**SOURCE DATA:**
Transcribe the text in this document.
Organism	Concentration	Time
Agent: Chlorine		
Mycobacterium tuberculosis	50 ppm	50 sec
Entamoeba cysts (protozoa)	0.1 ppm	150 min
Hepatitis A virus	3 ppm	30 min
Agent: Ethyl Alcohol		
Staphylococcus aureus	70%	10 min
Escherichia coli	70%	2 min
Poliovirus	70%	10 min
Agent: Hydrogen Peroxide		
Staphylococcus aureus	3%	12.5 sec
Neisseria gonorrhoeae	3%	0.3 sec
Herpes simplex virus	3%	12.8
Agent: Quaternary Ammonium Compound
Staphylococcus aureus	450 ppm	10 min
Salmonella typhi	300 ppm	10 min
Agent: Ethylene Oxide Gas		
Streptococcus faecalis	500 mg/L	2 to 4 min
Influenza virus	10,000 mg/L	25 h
...
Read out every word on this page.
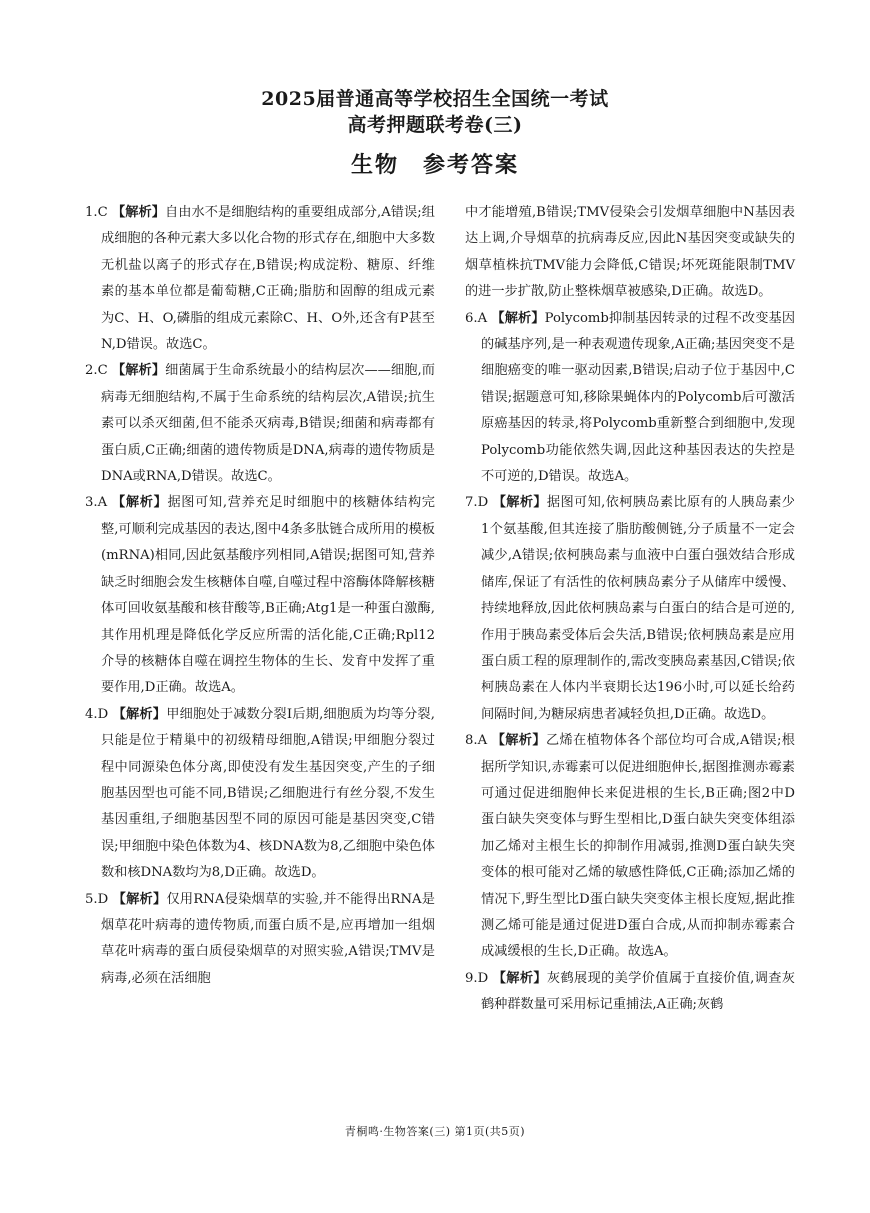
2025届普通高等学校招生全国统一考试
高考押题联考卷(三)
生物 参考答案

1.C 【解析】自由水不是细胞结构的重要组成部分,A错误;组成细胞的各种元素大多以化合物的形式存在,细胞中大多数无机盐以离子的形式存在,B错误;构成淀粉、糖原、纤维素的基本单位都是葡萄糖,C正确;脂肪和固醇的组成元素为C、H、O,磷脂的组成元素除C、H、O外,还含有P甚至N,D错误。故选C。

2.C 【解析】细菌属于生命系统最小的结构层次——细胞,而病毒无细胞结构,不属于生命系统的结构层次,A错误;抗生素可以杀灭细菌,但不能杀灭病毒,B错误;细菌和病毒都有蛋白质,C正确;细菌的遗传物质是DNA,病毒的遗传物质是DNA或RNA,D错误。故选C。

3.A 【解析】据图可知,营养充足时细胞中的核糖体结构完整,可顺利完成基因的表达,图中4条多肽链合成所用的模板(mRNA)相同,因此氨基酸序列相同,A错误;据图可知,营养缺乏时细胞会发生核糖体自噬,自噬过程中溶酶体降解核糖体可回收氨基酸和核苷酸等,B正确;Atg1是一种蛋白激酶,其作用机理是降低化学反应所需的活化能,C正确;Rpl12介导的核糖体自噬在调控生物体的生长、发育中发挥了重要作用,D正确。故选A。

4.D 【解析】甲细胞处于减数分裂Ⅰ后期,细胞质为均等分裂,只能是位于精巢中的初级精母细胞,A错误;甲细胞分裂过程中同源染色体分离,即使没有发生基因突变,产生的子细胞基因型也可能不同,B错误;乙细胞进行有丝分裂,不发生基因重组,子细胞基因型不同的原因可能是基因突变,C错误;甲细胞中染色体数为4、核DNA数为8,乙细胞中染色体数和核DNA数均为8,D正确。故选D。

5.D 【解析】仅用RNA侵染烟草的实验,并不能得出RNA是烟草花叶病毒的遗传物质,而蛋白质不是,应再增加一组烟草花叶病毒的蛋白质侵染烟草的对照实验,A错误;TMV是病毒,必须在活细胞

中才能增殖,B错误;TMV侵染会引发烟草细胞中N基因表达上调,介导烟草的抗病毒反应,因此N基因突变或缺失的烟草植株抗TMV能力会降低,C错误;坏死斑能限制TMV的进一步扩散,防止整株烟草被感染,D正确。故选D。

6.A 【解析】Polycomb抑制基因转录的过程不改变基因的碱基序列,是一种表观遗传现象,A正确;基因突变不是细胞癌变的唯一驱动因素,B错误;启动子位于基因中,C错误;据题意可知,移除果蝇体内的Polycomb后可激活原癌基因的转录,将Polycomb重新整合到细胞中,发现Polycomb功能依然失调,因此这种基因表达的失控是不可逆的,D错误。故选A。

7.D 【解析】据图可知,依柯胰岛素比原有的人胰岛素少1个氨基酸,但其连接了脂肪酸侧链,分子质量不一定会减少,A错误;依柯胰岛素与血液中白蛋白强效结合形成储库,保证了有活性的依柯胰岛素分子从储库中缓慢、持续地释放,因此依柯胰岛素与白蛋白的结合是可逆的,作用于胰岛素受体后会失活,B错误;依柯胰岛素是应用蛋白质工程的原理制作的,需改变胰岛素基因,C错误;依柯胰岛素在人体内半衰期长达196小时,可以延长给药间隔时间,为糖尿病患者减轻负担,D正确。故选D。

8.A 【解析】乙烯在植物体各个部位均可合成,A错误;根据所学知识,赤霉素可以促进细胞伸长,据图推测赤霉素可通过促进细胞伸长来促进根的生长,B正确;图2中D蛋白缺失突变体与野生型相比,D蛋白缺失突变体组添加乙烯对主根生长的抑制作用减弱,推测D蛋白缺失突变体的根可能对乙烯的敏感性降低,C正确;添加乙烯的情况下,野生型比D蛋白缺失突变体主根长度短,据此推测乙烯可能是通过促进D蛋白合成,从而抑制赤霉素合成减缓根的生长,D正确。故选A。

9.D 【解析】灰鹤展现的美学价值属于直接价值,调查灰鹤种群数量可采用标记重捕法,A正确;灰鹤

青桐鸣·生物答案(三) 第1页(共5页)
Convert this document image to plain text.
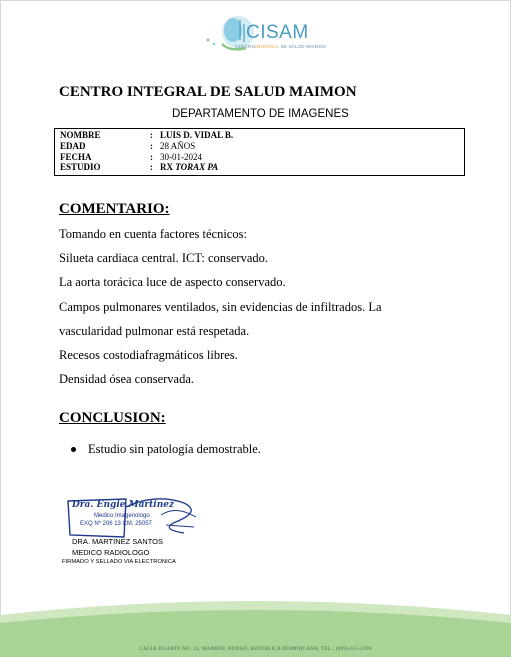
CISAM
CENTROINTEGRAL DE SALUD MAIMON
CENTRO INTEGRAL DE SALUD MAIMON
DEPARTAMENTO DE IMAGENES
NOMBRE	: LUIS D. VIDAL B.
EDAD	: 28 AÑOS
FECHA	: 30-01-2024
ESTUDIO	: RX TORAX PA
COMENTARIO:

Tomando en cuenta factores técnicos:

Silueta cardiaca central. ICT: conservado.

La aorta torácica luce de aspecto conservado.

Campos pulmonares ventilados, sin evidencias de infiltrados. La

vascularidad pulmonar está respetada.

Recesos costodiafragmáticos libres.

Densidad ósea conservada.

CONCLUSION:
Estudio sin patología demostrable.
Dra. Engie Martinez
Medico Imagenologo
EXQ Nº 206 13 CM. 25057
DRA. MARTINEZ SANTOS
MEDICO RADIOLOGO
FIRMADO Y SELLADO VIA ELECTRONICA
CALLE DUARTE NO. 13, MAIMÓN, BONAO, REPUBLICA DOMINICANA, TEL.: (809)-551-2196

**PROBLEM TO SOLVE:**
Copy out each line of the material above that holds the word "aureus".

**RESPONSE TO THE EXERCISE:**
Staphylococcus aureus	70%	10 min
Staphylococcus aureus	3%	12.5 sec
Staphylococcus aureus	450 ppm	10 min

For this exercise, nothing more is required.